Written problem: Reproduce all entries word for word.

Records supplied:
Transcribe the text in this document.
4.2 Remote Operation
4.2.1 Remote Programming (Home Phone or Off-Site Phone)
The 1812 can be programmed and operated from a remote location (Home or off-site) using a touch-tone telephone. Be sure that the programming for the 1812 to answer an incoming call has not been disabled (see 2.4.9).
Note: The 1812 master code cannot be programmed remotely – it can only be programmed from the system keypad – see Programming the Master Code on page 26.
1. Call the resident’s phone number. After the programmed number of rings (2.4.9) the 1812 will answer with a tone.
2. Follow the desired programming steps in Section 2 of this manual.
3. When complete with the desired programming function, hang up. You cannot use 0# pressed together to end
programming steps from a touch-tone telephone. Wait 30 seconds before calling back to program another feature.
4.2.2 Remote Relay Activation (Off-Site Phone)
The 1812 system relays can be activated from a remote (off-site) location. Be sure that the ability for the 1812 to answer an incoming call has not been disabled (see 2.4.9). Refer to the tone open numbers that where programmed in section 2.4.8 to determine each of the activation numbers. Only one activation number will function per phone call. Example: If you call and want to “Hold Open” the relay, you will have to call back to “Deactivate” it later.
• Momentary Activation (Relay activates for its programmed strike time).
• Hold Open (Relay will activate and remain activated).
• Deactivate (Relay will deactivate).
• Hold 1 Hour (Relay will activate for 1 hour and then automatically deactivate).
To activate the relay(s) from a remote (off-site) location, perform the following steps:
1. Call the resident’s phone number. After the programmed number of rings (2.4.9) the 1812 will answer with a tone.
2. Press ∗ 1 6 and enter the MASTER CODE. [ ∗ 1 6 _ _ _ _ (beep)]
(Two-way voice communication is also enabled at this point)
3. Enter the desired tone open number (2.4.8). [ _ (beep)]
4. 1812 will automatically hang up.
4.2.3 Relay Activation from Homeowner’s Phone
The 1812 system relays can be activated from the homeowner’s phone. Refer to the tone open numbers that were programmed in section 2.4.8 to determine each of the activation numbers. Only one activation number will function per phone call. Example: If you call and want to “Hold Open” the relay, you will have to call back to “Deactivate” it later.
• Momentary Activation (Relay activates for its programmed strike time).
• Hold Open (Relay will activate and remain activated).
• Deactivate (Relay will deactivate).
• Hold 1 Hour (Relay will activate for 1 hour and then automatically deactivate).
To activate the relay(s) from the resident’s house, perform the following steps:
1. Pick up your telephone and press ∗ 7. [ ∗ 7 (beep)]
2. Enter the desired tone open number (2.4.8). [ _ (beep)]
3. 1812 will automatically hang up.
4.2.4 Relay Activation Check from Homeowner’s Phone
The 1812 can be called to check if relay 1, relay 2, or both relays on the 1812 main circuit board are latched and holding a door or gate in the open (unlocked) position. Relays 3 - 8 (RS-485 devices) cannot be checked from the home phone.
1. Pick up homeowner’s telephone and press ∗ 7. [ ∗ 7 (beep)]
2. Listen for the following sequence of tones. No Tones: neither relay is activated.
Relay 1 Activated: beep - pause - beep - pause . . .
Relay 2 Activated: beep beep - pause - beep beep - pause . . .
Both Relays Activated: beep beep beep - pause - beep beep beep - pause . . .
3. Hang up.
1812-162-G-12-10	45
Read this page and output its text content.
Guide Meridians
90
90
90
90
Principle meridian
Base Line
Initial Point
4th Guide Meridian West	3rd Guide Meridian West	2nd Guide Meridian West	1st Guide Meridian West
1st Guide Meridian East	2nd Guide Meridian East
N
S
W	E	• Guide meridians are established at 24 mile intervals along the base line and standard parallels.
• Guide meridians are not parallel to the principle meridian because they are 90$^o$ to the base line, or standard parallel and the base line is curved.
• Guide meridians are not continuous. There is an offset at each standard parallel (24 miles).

Full solution:
Transcribe the text in this document.
4.2 Remote Operation
4.2.1 Remote Programming (Home Phone or Off-Site Phone)
The 1812 can be programmed and operated from a remote location (Home or off-site) using a touch-tone telephone. Be sure that the programming for the 1812 to answer an incoming call has not been disabled (see 2.4.9).
Note: The 1812 master code cannot be programmed remotely – it can only be programmed from the system keypad – see Programming the Master Code on page 26.
1. Call the resident’s phone number. After the programmed number of rings (2.4.9) the 1812 will answer with a tone.
2. Follow the desired programming steps in Section 2 of this manual.
3. When complete with the desired programming function, hang up. You cannot use 0# pressed together to end
programming steps from a touch-tone telephone. Wait 30 seconds before calling back to program another feature.
4.2.2 Remote Relay Activation (Off-Site Phone)
The 1812 system relays can be activated from a remote (off-site) location. Be sure that the ability for the 1812 to answer an incoming call has not been disabled (see 2.4.9). Refer to the tone open numbers that where programmed in section 2.4.8 to determine each of the activation numbers. Only one activation number will function per phone call. Example: If you call and want to “Hold Open” the relay, you will have to call back to “Deactivate” it later.
• Momentary Activation (Relay activates for its programmed strike time).
• Hold Open (Relay will activate and remain activated).
• Deactivate (Relay will deactivate).
• Hold 1 Hour (Relay will activate for 1 hour and then automatically deactivate).
To activate the relay(s) from a remote (off-site) location, perform the following steps:
1. Call the resident’s phone number. After the programmed number of rings (2.4.9) the 1812 will answer with a tone.
2. Press ∗ 1 6 and enter the MASTER CODE. [ ∗ 1 6 _ _ _ _ (beep)]
(Two-way voice communication is also enabled at this point)
3. Enter the desired tone open number (2.4.8). [ _ (beep)]
4. 1812 will automatically hang up.
4.2.3 Relay Activation from Homeowner’s Phone
The 1812 system relays can be activated from the homeowner’s phone. Refer to the tone open numbers that were programmed in section 2.4.8 to determine each of the activation numbers. Only one activation number will function per phone call. Example: If you call and want to “Hold Open” the relay, you will have to call back to “Deactivate” it later.
• Momentary Activation (Relay activates for its programmed strike time).
• Hold Open (Relay will activate and remain activated).
• Deactivate (Relay will deactivate).
• Hold 1 Hour (Relay will activate for 1 hour and then automatically deactivate).
To activate the relay(s) from the resident’s house, perform the following steps:
1. Pick up your telephone and press ∗ 7. [ ∗ 7 (beep)]
2. Enter the desired tone open number (2.4.8). [ _ (beep)]
3. 1812 will automatically hang up.
4.2.4 Relay Activation Check from Homeowner’s Phone
The 1812 can be called to check if relay 1, relay 2, or both relays on the 1812 main circuit board are latched and holding a door or gate in the open (unlocked) position. Relays 3 - 8 (RS-485 devices) cannot be checked from the home phone.
1. Pick up homeowner’s telephone and press ∗ 7. [ ∗ 7 (beep)]
2. Listen for the following sequence of tones. No Tones: neither relay is activated.
Relay 1 Activated: beep - pause - beep - pause . . .
Relay 2 Activated: beep beep - pause - beep beep - pause . . .
Both Relays Activated: beep beep beep - pause - beep beep beep - pause . . .
3. Hang up.
1812-162-G-12-10	45
Read this page and output its text content.
Guide Meridians
90
90
90
90
Principle meridian
Base Line
Initial Point
4th Guide Meridian West	3rd Guide Meridian West	2nd Guide Meridian West	1st Guide Meridian West
1st Guide Meridian East	2nd Guide Meridian East
N
S
W	E	• Guide meridians are established at 24 mile intervals along the base line and standard parallels.
• Guide meridians are not parallel to the principle meridian because they are 90$^o$ to the base line, or standard parallel and the base line is curved.
• Guide meridians are not continuous. There is an offset at each standard parallel (24 miles).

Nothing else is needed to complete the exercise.